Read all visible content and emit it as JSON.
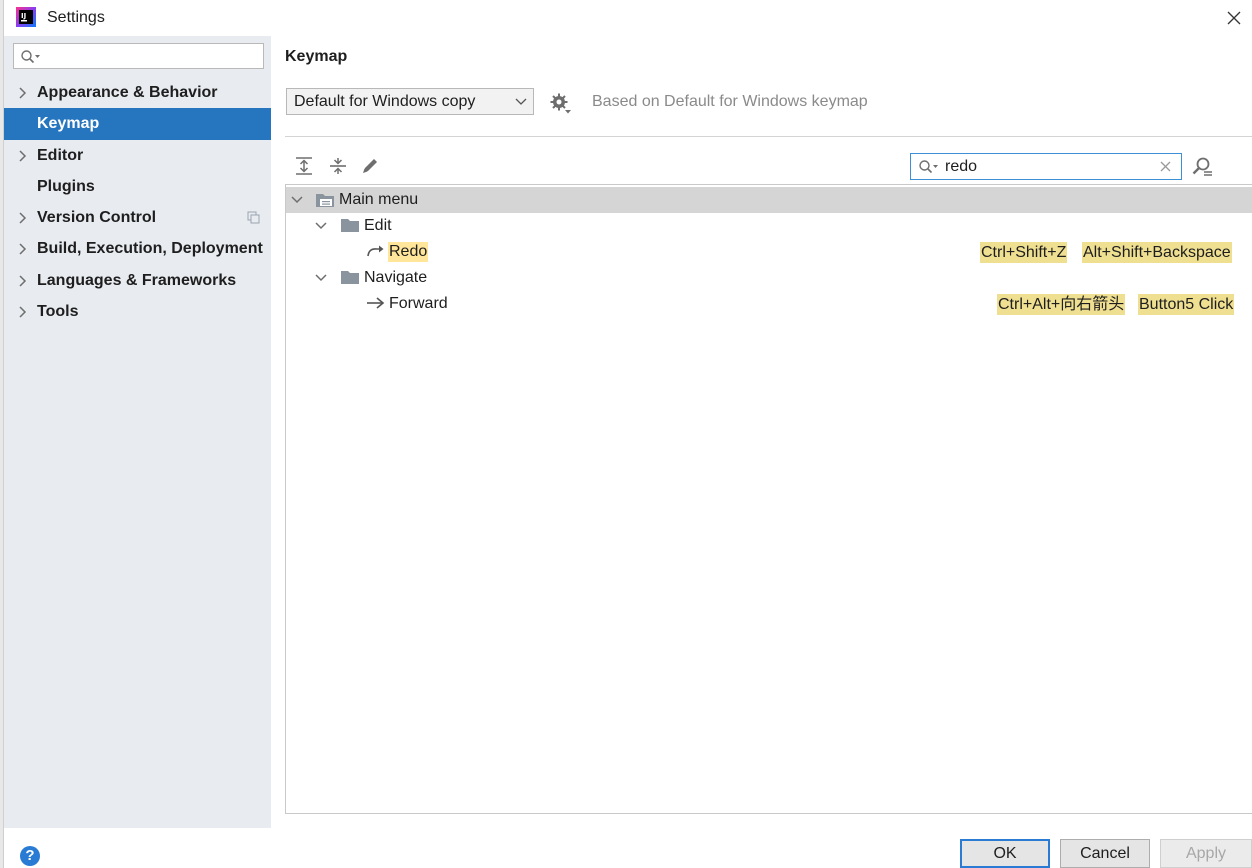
{
  "window": {
    "title": "Settings"
  },
  "sidebar": {
    "search": {
      "value": "",
      "placeholder": ""
    },
    "items": [
      {
        "label": "Appearance & Behavior",
        "expandable": true,
        "selected": false
      },
      {
        "label": "Keymap",
        "expandable": false,
        "selected": true
      },
      {
        "label": "Editor",
        "expandable": true,
        "selected": false
      },
      {
        "label": "Plugins",
        "expandable": false,
        "selected": false
      },
      {
        "label": "Version Control",
        "expandable": true,
        "selected": false
      },
      {
        "label": "Build, Execution, Deployment",
        "expandable": true,
        "selected": false
      },
      {
        "label": "Languages & Frameworks",
        "expandable": true,
        "selected": false
      },
      {
        "label": "Tools",
        "expandable": true,
        "selected": false
      }
    ]
  },
  "main": {
    "title": "Keymap",
    "keymap_select": {
      "value": "Default for Windows copy"
    },
    "based_on": "Based on Default for Windows keymap",
    "filter": {
      "value": "redo"
    },
    "tree": {
      "root": {
        "label": "Main menu"
      },
      "edit": {
        "label": "Edit"
      },
      "redo": {
        "label": "Redo",
        "shortcuts": [
          "Ctrl+Shift+Z",
          "Alt+Shift+Backspace"
        ]
      },
      "navigate": {
        "label": "Navigate"
      },
      "forward": {
        "label": "Forward",
        "shortcuts": [
          "Ctrl+Alt+向右箭头",
          "Button5 Click"
        ]
      }
    }
  },
  "footer": {
    "help_label": "?",
    "ok_label": "OK",
    "cancel_label": "Cancel",
    "apply_label": "Apply"
  },
  "colors": {
    "sidebar_bg": "#e8ecf1",
    "selection": "#2675bf",
    "shortcut_bg": "#efdf91",
    "match_bg": "#ffe69a",
    "focus_border": "#3d8fd6"
  },
  "icons": [
    "app-logo-icon",
    "close-icon",
    "search-icon",
    "chevron-right-icon",
    "chevron-down-icon",
    "copy-icon",
    "gear-icon",
    "expand-all-icon",
    "collapse-all-icon",
    "edit-icon",
    "clear-icon",
    "find-shortcut-icon",
    "folder-icon",
    "menu-folder-icon",
    "redo-icon",
    "forward-arrow-icon",
    "help-icon"
  ]
}
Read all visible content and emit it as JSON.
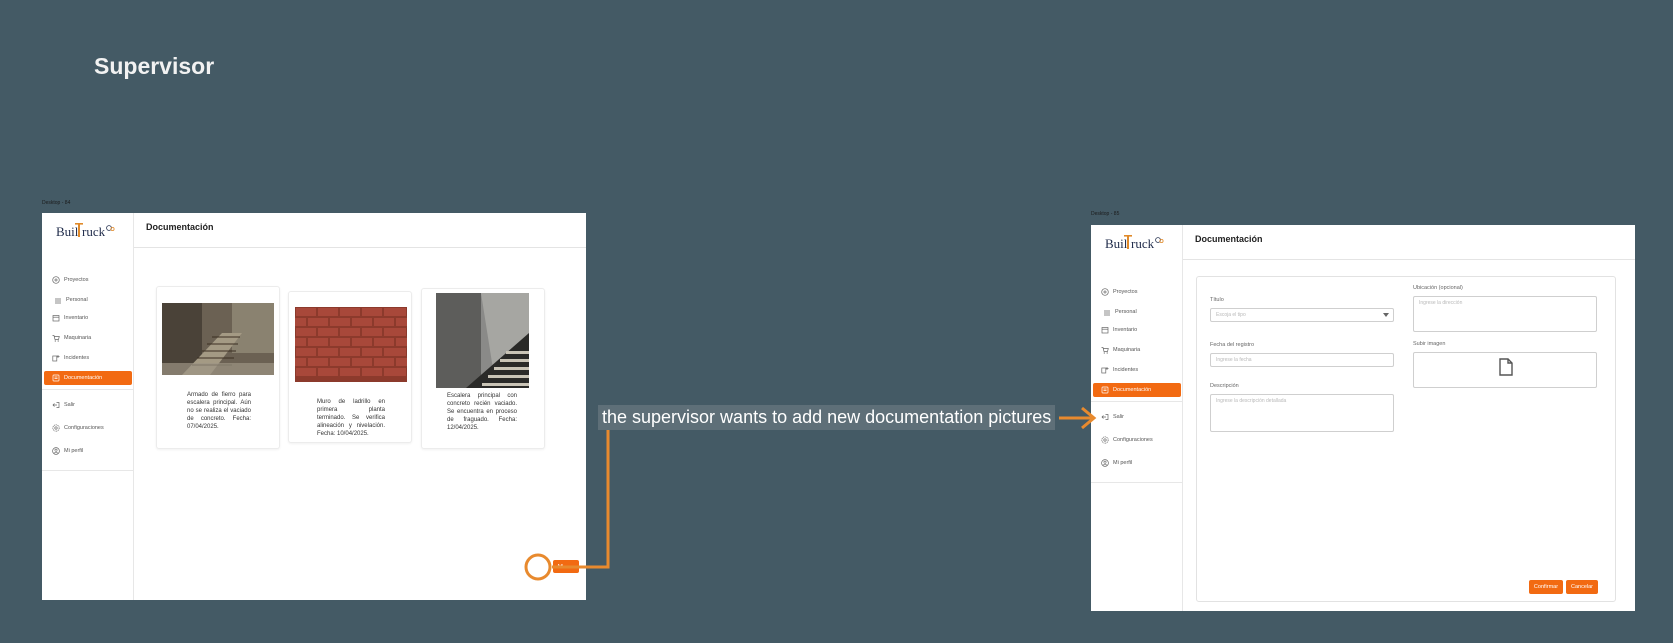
{
  "page": {
    "title": "Supervisor"
  },
  "annotation": {
    "text": "the supervisor wants to add new documentation pictures"
  },
  "colors": {
    "background": "#445a65",
    "accent": "#f26a12",
    "connector": "#e88a2e"
  },
  "frame1": {
    "label": "Desktop - 84",
    "header_title": "Documentación",
    "add_button_label": "Añ",
    "nav": [
      {
        "label": "Proyectos",
        "icon": "plus-circle-icon"
      },
      {
        "label": "Personal",
        "icon": "people-icon"
      },
      {
        "label": "Inventario",
        "icon": "box-icon"
      },
      {
        "label": "Maquinaria",
        "icon": "cart-icon"
      },
      {
        "label": "Incidentes",
        "icon": "incident-icon"
      },
      {
        "label": "Documentación",
        "icon": "document-icon",
        "active": true
      },
      {
        "label": "Salir",
        "icon": "logout-icon"
      },
      {
        "label": "Configuraciones",
        "icon": "gear-icon"
      },
      {
        "label": "Mi perfil",
        "icon": "user-icon"
      }
    ],
    "cards": [
      {
        "caption": "Armado de fierro para escalera principal. Aún no se realiza el vaciado de concreto. Fecha: 07/04/2025."
      },
      {
        "caption": "Muro de ladrillo en primera planta terminado. Se verifica alineación y nivelación. Fecha: 10/04/2025."
      },
      {
        "caption": "Escalera principal con concreto recién vaciado. Se encuentra en proceso de fraguado. Fecha: 12/04/2025."
      }
    ]
  },
  "frame2": {
    "label": "Desktop - 85",
    "header_title": "Documentación",
    "nav": [
      {
        "label": "Proyectos",
        "icon": "plus-circle-icon"
      },
      {
        "label": "Personal",
        "icon": "people-icon"
      },
      {
        "label": "Inventario",
        "icon": "box-icon"
      },
      {
        "label": "Maquinaria",
        "icon": "cart-icon"
      },
      {
        "label": "Incidentes",
        "icon": "incident-icon"
      },
      {
        "label": "Documentación",
        "icon": "document-icon",
        "active": true
      },
      {
        "label": "Salir",
        "icon": "logout-icon"
      },
      {
        "label": "Configuraciones",
        "icon": "gear-icon"
      },
      {
        "label": "Mi perfil",
        "icon": "user-icon"
      }
    ],
    "form": {
      "titulo_label": "Título",
      "titulo_placeholder": "Escoja el tipo",
      "fecha_label": "Fecha del registro",
      "fecha_placeholder": "Ingrese la fecha",
      "descripcion_label": "Descripción",
      "descripcion_placeholder": "Ingrese la descripción detallada",
      "ubicacion_label": "Ubicación (opcional)",
      "ubicacion_placeholder": "Ingrese la dirección",
      "imagen_label": "Subir imagen",
      "confirm_label": "Confirmar",
      "cancel_label": "Cancelar"
    }
  }
}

□ □ □ □ □

■ PROBLEM DESCRIPTION:
Omit the pictures and give the material again, exactly and in full.

■ SOLUTION TO THIS TASK:
Read all visible content and emit it as JSON.
{
  "window": {
    "title": "Settings"
  },
  "sidebar": {
    "search": {
      "value": "",
      "placeholder": ""
    },
    "items": [
      {
        "label": "Appearance & Behavior",
        "expandable": true,
        "selected": false
      },
      {
        "label": "Keymap",
        "expandable": false,
        "selected": true
      },
      {
        "label": "Editor",
        "expandable": true,
        "selected": false
      },
      {
        "label": "Plugins",
        "expandable": false,
        "selected": false
      },
      {
        "label": "Version Control",
        "expandable": true,
        "selected": false
      },
      {
        "label": "Build, Execution, Deployment",
        "expandable": true,
        "selected": false
      },
      {
        "label": "Languages & Frameworks",
        "expandable": true,
        "selected": false
      },
      {
        "label": "Tools",
        "expandable": true,
        "selected": false
      }
    ]
  },
  "main": {
    "title": "Keymap",
    "keymap_select": {
      "value": "Default for Windows copy"
    },
    "based_on": "Based on Default for Windows keymap",
    "filter": {
      "value": "redo"
    },
    "tree": {
      "root": {
        "label": "Main menu"
      },
      "edit": {
        "label": "Edit"
      },
      "redo": {
        "label": "Redo",
        "shortcuts": [
          "Ctrl+Shift+Z",
          "Alt+Shift+Backspace"
        ]
      },
      "navigate": {
        "label": "Navigate"
      },
      "forward": {
        "label": "Forward",
        "shortcuts": [
          "Ctrl+Alt+向右箭头",
          "Button5 Click"
        ]
      }
    }
  },
  "footer": {
    "help_label": "?",
    "ok_label": "OK",
    "cancel_label": "Cancel",
    "apply_label": "Apply"
  },
  "colors": {
    "sidebar_bg": "#e8ecf1",
    "selection": "#2675bf",
    "shortcut_bg": "#efdf91",
    "match_bg": "#ffe69a",
    "focus_border": "#3d8fd6"
  },
  "icons": [
    "app-logo-icon",
    "close-icon",
    "search-icon",
    "chevron-right-icon",
    "chevron-down-icon",
    "copy-icon",
    "gear-icon",
    "expand-all-icon",
    "collapse-all-icon",
    "edit-icon",
    "clear-icon",
    "find-shortcut-icon",
    "folder-icon",
    "menu-folder-icon",
    "redo-icon",
    "forward-arrow-icon",
    "help-icon"
  ]
}
Read all visible content and emit it as JSON.
{
  "page": {
    "title": "Supervisor"
  },
  "annotation": {
    "text": "the supervisor wants to add new documentation pictures"
  },
  "colors": {
    "background": "#445a65",
    "accent": "#f26a12",
    "connector": "#e88a2e"
  },
  "frame1": {
    "label": "Desktop - 84",
    "header_title": "Documentación",
    "add_button_label": "Añ",
    "nav": [
      {
        "label": "Proyectos",
        "icon": "plus-circle-icon"
      },
      {
        "label": "Personal",
        "icon": "people-icon"
      },
      {
        "label": "Inventario",
        "icon": "box-icon"
      },
      {
        "label": "Maquinaria",
        "icon": "cart-icon"
      },
      {
        "label": "Incidentes",
        "icon": "incident-icon"
      },
      {
        "label": "Documentación",
        "icon": "document-icon",
        "active": true
      },
      {
        "label": "Salir",
        "icon": "logout-icon"
      },
      {
        "label": "Configuraciones",
        "icon": "gear-icon"
      },
      {
        "label": "Mi perfil",
        "icon": "user-icon"
      }
    ],
    "cards": [
      {
        "caption": "Armado de fierro para escalera principal. Aún no se realiza el vaciado de concreto. Fecha: 07/04/2025."
      },
      {
        "caption": "Muro de ladrillo en primera planta terminado. Se verifica alineación y nivelación. Fecha: 10/04/2025."
      },
      {
        "caption": "Escalera principal con concreto recién vaciado. Se encuentra en proceso de fraguado. Fecha: 12/04/2025."
      }
    ]
  },
  "frame2": {
    "label": "Desktop - 85",
    "header_title": "Documentación",
    "nav": [
      {
        "label": "Proyectos",
        "icon": "plus-circle-icon"
      },
      {
        "label": "Personal",
        "icon": "people-icon"
      },
      {
        "label": "Inventario",
        "icon": "box-icon"
      },
      {
        "label": "Maquinaria",
        "icon": "cart-icon"
      },
      {
        "label": "Incidentes",
        "icon": "incident-icon"
      },
      {
        "label": "Documentación",
        "icon": "document-icon",
        "active": true
      },
      {
        "label": "Salir",
        "icon": "logout-icon"
      },
      {
        "label": "Configuraciones",
        "icon": "gear-icon"
      },
      {
        "label": "Mi perfil",
        "icon": "user-icon"
      }
    ],
    "form": {
      "titulo_label": "Título",
      "titulo_placeholder": "Escoja el tipo",
      "fecha_label": "Fecha del registro",
      "fecha_placeholder": "Ingrese la fecha",
      "descripcion_label": "Descripción",
      "descripcion_placeholder": "Ingrese la descripción detallada",
      "ubicacion_label": "Ubicación (opcional)",
      "ubicacion_placeholder": "Ingrese la dirección",
      "imagen_label": "Subir imagen",
      "confirm_label": "Confirmar",
      "cancel_label": "Cancelar"
    }
  }
}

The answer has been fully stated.